■ YOUR TASK ■
Please work out how many lines in the material contain "JSON" and give only that figure.

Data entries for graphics
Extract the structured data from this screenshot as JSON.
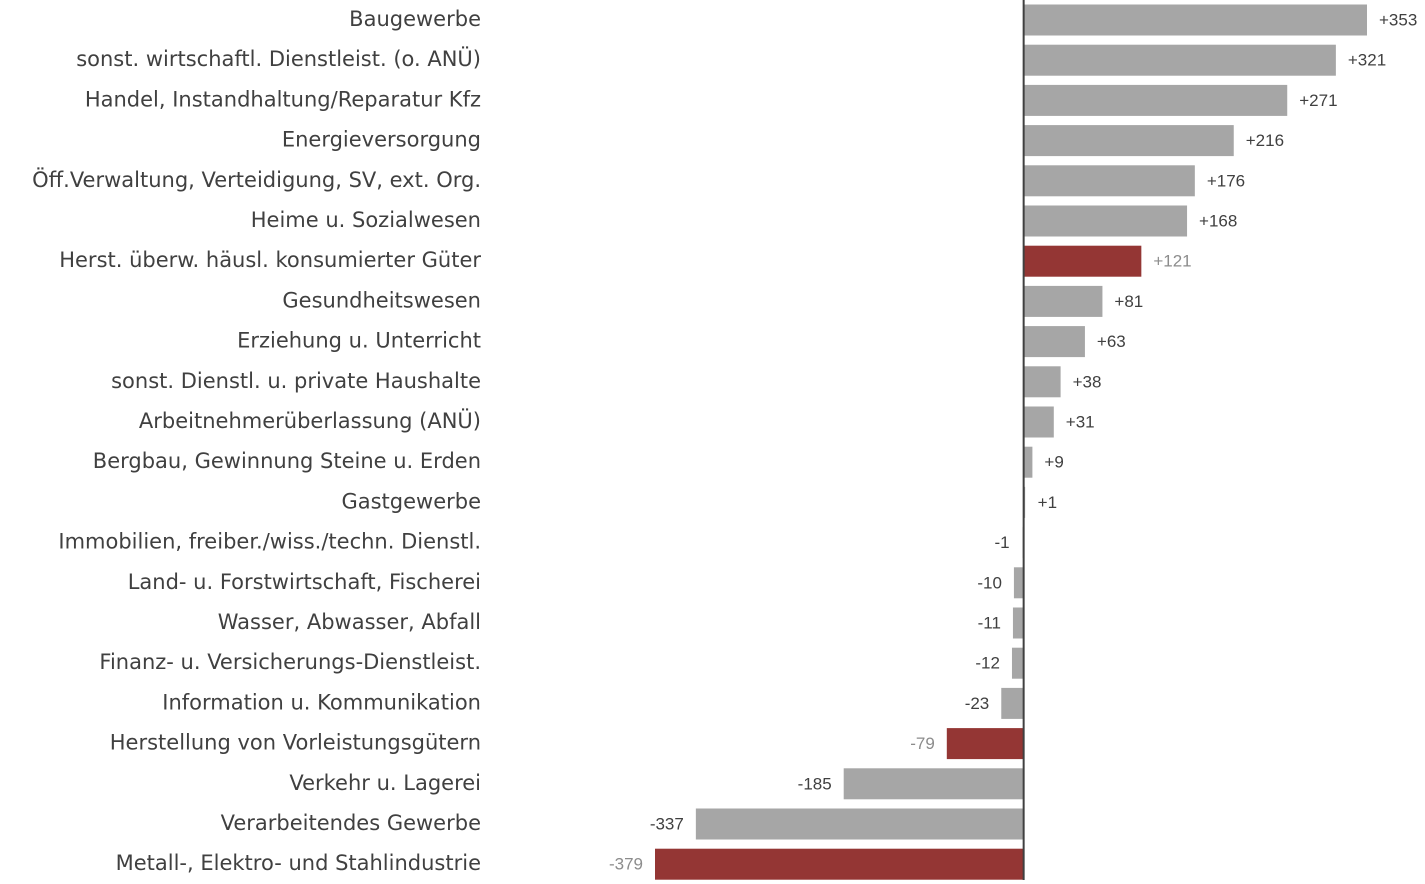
{
  "chart_data": {
    "type": "barh",
    "categories": [
      "Baugewerbe",
      "sonst. wirtschaftl. Dienstleist. (o. ANÜ)",
      "Handel, Instandhaltung/Reparatur Kfz",
      "Energieversorgung",
      "Öff.Verwaltung, Verteidigung, SV, ext. Org.",
      "Heime u. Sozialwesen",
      "Herst. überw. häusl. konsumierter Güter",
      "Gesundheitswesen",
      "Erziehung u. Unterricht",
      "sonst. Dienstl. u. private Haushalte",
      "Arbeitnehmerüberlassung (ANÜ)",
      "Bergbau, Gewinnung Steine u. Erden",
      "Gastgewerbe",
      "Immobilien, freiber./wiss./techn. Dienstl.",
      "Land- u. Forstwirtschaft, Fischerei",
      "Wasser, Abwasser, Abfall",
      "Finanz- u. Versicherungs-Dienstleist.",
      "Information u. Kommunikation",
      "Herstellung von Vorleistungsgütern",
      "Verkehr u. Lagerei",
      "Verarbeitendes Gewerbe",
      "Metall-, Elektro- und Stahlindustrie"
    ],
    "values": [
      353,
      321,
      271,
      216,
      176,
      168,
      121,
      81,
      63,
      38,
      31,
      9,
      1,
      -1,
      -10,
      -11,
      -12,
      -23,
      -79,
      -185,
      -337,
      -379
    ],
    "value_labels": [
      "+353",
      "+321",
      "+271",
      "+216",
      "+176",
      "+168",
      "+121",
      "+81",
      "+63",
      "+38",
      "+31",
      "+9",
      "+1",
      "-1",
      "-10",
      "-11",
      "-12",
      "-23",
      "-79",
      "-185",
      "-337",
      "-379"
    ],
    "color": "#a6a6a6",
    "colors": [
      "#a6a6a6",
      "#a6a6a6",
      "#a6a6a6",
      "#a6a6a6",
      "#a6a6a6",
      "#a6a6a6",
      "#943634",
      "#a6a6a6",
      "#a6a6a6",
      "#a6a6a6",
      "#a6a6a6",
      "#a6a6a6",
      "#a6a6a6",
      "#a6a6a6",
      "#a6a6a6",
      "#a6a6a6",
      "#a6a6a6",
      "#a6a6a6",
      "#943634",
      "#a6a6a6",
      "#a6a6a6",
      "#943634"
    ]
  }
}
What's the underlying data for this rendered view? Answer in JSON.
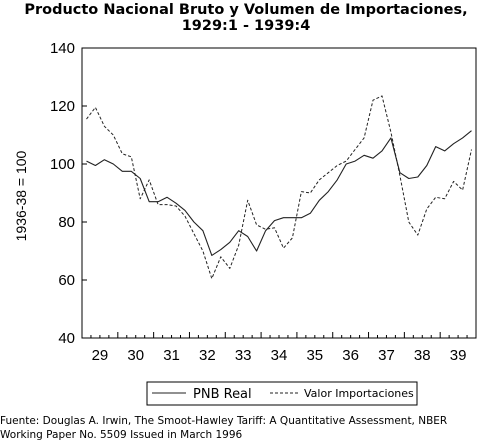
{
  "chart_data": {
    "type": "line",
    "title": "Producto Nacional Bruto y Volumen de Importaciones,",
    "subtitle": "1929:1 - 1939:4",
    "ylabel": "1936-38 = 100",
    "xlabel": "",
    "ylim": [
      40,
      140
    ],
    "yticks": [
      40,
      60,
      80,
      100,
      120,
      140
    ],
    "xlim": [
      1929,
      1940
    ],
    "xtick_labels": [
      "29",
      "30",
      "31",
      "32",
      "33",
      "34",
      "35",
      "36",
      "37",
      "38",
      "39"
    ],
    "grid": false,
    "legend_position": "bottom",
    "series": [
      {
        "name": "PNB Real",
        "style": "solid",
        "color": "#222222",
        "values": [
          101,
          99.5,
          101.5,
          100,
          97.5,
          97.5,
          95,
          87,
          87,
          88.5,
          86.5,
          84,
          80,
          77,
          68.5,
          70.5,
          73,
          77,
          75,
          70,
          77,
          80.5,
          81.5,
          81.5,
          81.5,
          83,
          87.5,
          90.5,
          94.5,
          100,
          101,
          103,
          102,
          104.5,
          109,
          97,
          95,
          95.5,
          99.5,
          106,
          104.5,
          107,
          109,
          111.5
        ]
      },
      {
        "name": "Valor Importaciones",
        "style": "dashed",
        "color": "#222222",
        "values": [
          115.5,
          119.5,
          113,
          110,
          103.5,
          102.5,
          88,
          94.5,
          86,
          86,
          85.5,
          82,
          76,
          70,
          60.5,
          68,
          64,
          72,
          87.5,
          79,
          77.5,
          78,
          71,
          74.5,
          90.5,
          90,
          94.5,
          97,
          99.5,
          101,
          105,
          109,
          122,
          123.5,
          111,
          96,
          80,
          75.5,
          84.5,
          88.5,
          88,
          94,
          91,
          105
        ]
      }
    ]
  },
  "source_line1": "Fuente: Douglas A. Irwin, The Smoot-Hawley Tariff: A Quantitative Assessment, NBER",
  "source_line2": "Working Paper No. 5509 Issued in March 1996"
}
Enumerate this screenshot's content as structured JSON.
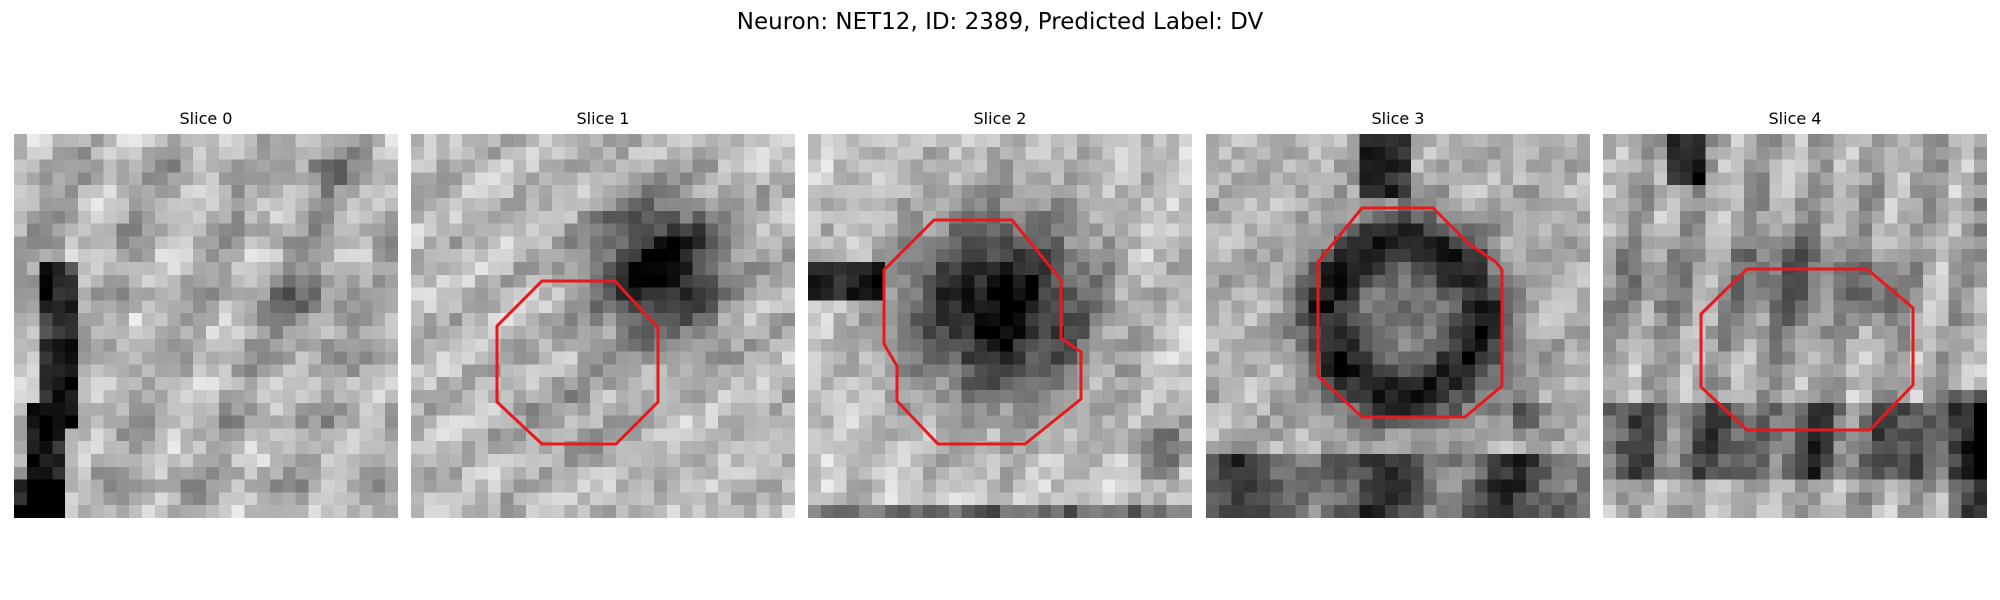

■ OUTPUT OF THE EXERCISE ■
3